● **GIVEN ENTRIES**:
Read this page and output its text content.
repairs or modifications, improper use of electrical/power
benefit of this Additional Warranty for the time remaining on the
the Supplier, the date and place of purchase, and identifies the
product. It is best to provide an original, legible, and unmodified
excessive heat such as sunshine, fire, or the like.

● **INSTRUCTIONS TO FOLLOW**: Find and copy every line in the entries above where the string "this" occurs.

● **RESPONSE**:
Read this page and output its text content.
benefit of this Additional Warranty for the time remaining on the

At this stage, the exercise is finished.